[Data entries]
§

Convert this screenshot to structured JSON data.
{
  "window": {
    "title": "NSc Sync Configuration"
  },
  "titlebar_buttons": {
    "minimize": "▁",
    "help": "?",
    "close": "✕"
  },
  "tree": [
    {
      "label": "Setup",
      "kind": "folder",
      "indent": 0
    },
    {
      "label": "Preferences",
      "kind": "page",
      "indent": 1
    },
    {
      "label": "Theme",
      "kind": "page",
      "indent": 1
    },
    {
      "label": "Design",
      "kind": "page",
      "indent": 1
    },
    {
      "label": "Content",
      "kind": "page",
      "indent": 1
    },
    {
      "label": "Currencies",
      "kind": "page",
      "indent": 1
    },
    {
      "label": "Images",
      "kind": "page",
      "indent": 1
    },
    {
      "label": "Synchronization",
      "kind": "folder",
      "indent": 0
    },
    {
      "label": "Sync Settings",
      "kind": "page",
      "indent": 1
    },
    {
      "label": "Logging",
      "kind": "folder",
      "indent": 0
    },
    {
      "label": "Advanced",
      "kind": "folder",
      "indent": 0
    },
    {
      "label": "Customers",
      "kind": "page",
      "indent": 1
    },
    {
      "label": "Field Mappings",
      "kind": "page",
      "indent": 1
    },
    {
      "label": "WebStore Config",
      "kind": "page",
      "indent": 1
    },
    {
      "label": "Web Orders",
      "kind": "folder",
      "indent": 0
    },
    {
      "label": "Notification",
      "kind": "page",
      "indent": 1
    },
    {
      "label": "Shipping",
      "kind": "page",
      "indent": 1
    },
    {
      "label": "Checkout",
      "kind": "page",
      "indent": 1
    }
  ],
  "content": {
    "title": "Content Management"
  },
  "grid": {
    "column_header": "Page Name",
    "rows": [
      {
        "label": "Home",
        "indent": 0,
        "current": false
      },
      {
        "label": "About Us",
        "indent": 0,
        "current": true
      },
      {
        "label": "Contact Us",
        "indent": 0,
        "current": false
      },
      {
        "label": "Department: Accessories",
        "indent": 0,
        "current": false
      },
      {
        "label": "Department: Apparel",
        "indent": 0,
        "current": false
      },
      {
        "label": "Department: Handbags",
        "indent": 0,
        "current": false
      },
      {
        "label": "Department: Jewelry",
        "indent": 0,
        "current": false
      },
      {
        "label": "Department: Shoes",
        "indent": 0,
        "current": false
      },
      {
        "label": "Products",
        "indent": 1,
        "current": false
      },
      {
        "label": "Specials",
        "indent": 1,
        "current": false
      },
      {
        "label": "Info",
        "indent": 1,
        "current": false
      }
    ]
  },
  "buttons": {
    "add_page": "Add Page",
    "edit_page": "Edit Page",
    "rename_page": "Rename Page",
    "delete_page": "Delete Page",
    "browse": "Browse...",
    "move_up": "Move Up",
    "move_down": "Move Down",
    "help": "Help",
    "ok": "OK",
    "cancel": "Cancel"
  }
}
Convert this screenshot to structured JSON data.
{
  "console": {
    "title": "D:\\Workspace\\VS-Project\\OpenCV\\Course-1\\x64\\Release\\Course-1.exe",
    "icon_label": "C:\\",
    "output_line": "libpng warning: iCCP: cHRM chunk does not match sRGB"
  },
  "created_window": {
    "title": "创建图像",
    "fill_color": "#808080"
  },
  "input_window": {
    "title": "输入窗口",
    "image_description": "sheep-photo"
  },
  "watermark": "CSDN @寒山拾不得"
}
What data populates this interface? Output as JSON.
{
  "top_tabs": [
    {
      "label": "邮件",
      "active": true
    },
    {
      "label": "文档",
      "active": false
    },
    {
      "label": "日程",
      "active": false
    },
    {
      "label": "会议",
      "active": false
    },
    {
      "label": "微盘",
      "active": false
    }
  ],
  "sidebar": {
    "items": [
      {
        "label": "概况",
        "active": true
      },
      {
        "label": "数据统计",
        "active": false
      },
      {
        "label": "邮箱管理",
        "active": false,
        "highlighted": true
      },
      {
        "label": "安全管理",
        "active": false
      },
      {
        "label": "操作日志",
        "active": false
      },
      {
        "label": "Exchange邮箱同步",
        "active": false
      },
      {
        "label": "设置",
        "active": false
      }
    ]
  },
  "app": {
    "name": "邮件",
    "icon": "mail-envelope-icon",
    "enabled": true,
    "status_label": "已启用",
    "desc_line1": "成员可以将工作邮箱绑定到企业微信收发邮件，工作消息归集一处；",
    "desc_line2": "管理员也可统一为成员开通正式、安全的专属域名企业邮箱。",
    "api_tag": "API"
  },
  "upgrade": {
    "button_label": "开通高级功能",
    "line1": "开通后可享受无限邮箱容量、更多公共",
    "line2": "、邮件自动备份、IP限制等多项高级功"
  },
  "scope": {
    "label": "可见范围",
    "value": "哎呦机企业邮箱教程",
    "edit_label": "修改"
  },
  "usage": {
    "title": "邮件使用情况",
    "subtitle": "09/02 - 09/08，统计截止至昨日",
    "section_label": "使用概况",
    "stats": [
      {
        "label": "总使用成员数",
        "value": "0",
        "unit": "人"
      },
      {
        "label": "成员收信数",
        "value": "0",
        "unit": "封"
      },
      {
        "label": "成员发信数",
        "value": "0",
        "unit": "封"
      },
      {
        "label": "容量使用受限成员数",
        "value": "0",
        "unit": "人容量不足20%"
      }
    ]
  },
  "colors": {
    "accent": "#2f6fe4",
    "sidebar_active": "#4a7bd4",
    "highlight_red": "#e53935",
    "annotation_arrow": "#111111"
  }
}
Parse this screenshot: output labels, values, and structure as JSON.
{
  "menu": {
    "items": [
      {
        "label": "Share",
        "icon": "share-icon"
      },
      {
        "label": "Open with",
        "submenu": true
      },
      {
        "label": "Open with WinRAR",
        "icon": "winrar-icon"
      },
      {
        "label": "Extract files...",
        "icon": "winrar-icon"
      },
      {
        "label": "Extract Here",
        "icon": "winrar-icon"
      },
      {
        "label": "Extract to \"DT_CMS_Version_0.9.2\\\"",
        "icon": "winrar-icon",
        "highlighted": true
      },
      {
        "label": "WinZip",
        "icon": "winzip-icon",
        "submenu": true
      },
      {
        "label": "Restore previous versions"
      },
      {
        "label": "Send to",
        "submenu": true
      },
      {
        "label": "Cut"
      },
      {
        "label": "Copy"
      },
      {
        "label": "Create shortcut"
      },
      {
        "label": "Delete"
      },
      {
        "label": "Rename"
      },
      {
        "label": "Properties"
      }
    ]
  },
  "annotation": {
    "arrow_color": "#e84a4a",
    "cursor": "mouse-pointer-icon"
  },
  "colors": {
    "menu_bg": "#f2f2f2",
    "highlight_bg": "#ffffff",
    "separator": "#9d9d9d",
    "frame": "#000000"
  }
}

§

* **Goal of the exercise**
Each line of the listing should be echoed back exactly.

* **Answer to the task**
Convert this screenshot to structured JSON data.
{
  "window": {
    "title": "NSc Sync Configuration"
  },
  "titlebar_buttons": {
    "minimize": "▁",
    "help": "?",
    "close": "✕"
  },
  "tree": [
    {
      "label": "Setup",
      "kind": "folder",
      "indent": 0
    },
    {
      "label": "Preferences",
      "kind": "page",
      "indent": 1
    },
    {
      "label": "Theme",
      "kind": "page",
      "indent": 1
    },
    {
      "label": "Design",
      "kind": "page",
      "indent": 1
    },
    {
      "label": "Content",
      "kind": "page",
      "indent": 1
    },
    {
      "label": "Currencies",
      "kind": "page",
      "indent": 1
    },
    {
      "label": "Images",
      "kind": "page",
      "indent": 1
    },
    {
      "label": "Synchronization",
      "kind": "folder",
      "indent": 0
    },
    {
      "label": "Sync Settings",
      "kind": "page",
      "indent": 1
    },
    {
      "label": "Logging",
      "kind": "folder",
      "indent": 0
    },
    {
      "label": "Advanced",
      "kind": "folder",
      "indent": 0
    },
    {
      "label": "Customers",
      "kind": "page",
      "indent": 1
    },
    {
      "label": "Field Mappings",
      "kind": "page",
      "indent": 1
    },
    {
      "label": "WebStore Config",
      "kind": "page",
      "indent": 1
    },
    {
      "label": "Web Orders",
      "kind": "folder",
      "indent": 0
    },
    {
      "label": "Notification",
      "kind": "page",
      "indent": 1
    },
    {
      "label": "Shipping",
      "kind": "page",
      "indent": 1
    },
    {
      "label": "Checkout",
      "kind": "page",
      "indent": 1
    }
  ],
  "content": {
    "title": "Content Management"
  },
  "grid": {
    "column_header": "Page Name",
    "rows": [
      {
        "label": "Home",
        "indent": 0,
        "current": false
      },
      {
        "label": "About Us",
        "indent": 0,
        "current": true
      },
      {
        "label": "Contact Us",
        "indent": 0,
        "current": false
      },
      {
        "label": "Department: Accessories",
        "indent": 0,
        "current": false
      },
      {
        "label": "Department: Apparel",
        "indent": 0,
        "current": false
      },
      {
        "label": "Department: Handbags",
        "indent": 0,
        "current": false
      },
      {
        "label": "Department: Jewelry",
        "indent": 0,
        "current": false
      },
      {
        "label": "Department: Shoes",
        "indent": 0,
        "current": false
      },
      {
        "label": "Products",
        "indent": 1,
        "current": false
      },
      {
        "label": "Specials",
        "indent": 1,
        "current": false
      },
      {
        "label": "Info",
        "indent": 1,
        "current": false
      }
    ]
  },
  "buttons": {
    "add_page": "Add Page",
    "edit_page": "Edit Page",
    "rename_page": "Rename Page",
    "delete_page": "Delete Page",
    "browse": "Browse...",
    "move_up": "Move Up",
    "move_down": "Move Down",
    "help": "Help",
    "ok": "OK",
    "cancel": "Cancel"
  }
}
Convert this screenshot to structured JSON data.
{
  "console": {
    "title": "D:\\Workspace\\VS-Project\\OpenCV\\Course-1\\x64\\Release\\Course-1.exe",
    "icon_label": "C:\\",
    "output_line": "libpng warning: iCCP: cHRM chunk does not match sRGB"
  },
  "created_window": {
    "title": "创建图像",
    "fill_color": "#808080"
  },
  "input_window": {
    "title": "输入窗口",
    "image_description": "sheep-photo"
  },
  "watermark": "CSDN @寒山拾不得"
}
What data populates this interface? Output as JSON.
{
  "top_tabs": [
    {
      "label": "邮件",
      "active": true
    },
    {
      "label": "文档",
      "active": false
    },
    {
      "label": "日程",
      "active": false
    },
    {
      "label": "会议",
      "active": false
    },
    {
      "label": "微盘",
      "active": false
    }
  ],
  "sidebar": {
    "items": [
      {
        "label": "概况",
        "active": true
      },
      {
        "label": "数据统计",
        "active": false
      },
      {
        "label": "邮箱管理",
        "active": false,
        "highlighted": true
      },
      {
        "label": "安全管理",
        "active": false
      },
      {
        "label": "操作日志",
        "active": false
      },
      {
        "label": "Exchange邮箱同步",
        "active": false
      },
      {
        "label": "设置",
        "active": false
      }
    ]
  },
  "app": {
    "name": "邮件",
    "icon": "mail-envelope-icon",
    "enabled": true,
    "status_label": "已启用",
    "desc_line1": "成员可以将工作邮箱绑定到企业微信收发邮件，工作消息归集一处；",
    "desc_line2": "管理员也可统一为成员开通正式、安全的专属域名企业邮箱。",
    "api_tag": "API"
  },
  "upgrade": {
    "button_label": "开通高级功能",
    "line1": "开通后可享受无限邮箱容量、更多公共",
    "line2": "、邮件自动备份、IP限制等多项高级功"
  },
  "scope": {
    "label": "可见范围",
    "value": "哎呦机企业邮箱教程",
    "edit_label": "修改"
  },
  "usage": {
    "title": "邮件使用情况",
    "subtitle": "09/02 - 09/08，统计截止至昨日",
    "section_label": "使用概况",
    "stats": [
      {
        "label": "总使用成员数",
        "value": "0",
        "unit": "人"
      },
      {
        "label": "成员收信数",
        "value": "0",
        "unit": "封"
      },
      {
        "label": "成员发信数",
        "value": "0",
        "unit": "封"
      },
      {
        "label": "容量使用受限成员数",
        "value": "0",
        "unit": "人容量不足20%"
      }
    ]
  },
  "colors": {
    "accent": "#2f6fe4",
    "sidebar_active": "#4a7bd4",
    "highlight_red": "#e53935",
    "annotation_arrow": "#111111"
  }
}
Parse this screenshot: output labels, values, and structure as JSON.
{
  "menu": {
    "items": [
      {
        "label": "Share",
        "icon": "share-icon"
      },
      {
        "label": "Open with",
        "submenu": true
      },
      {
        "label": "Open with WinRAR",
        "icon": "winrar-icon"
      },
      {
        "label": "Extract files...",
        "icon": "winrar-icon"
      },
      {
        "label": "Extract Here",
        "icon": "winrar-icon"
      },
      {
        "label": "Extract to \"DT_CMS_Version_0.9.2\\\"",
        "icon": "winrar-icon",
        "highlighted": true
      },
      {
        "label": "WinZip",
        "icon": "winzip-icon",
        "submenu": true
      },
      {
        "label": "Restore previous versions"
      },
      {
        "label": "Send to",
        "submenu": true
      },
      {
        "label": "Cut"
      },
      {
        "label": "Copy"
      },
      {
        "label": "Create shortcut"
      },
      {
        "label": "Delete"
      },
      {
        "label": "Rename"
      },
      {
        "label": "Properties"
      }
    ]
  },
  "annotation": {
    "arrow_color": "#e84a4a",
    "cursor": "mouse-pointer-icon"
  },
  "colors": {
    "menu_bg": "#f2f2f2",
    "highlight_bg": "#ffffff",
    "separator": "#9d9d9d",
    "frame": "#000000"
  }
}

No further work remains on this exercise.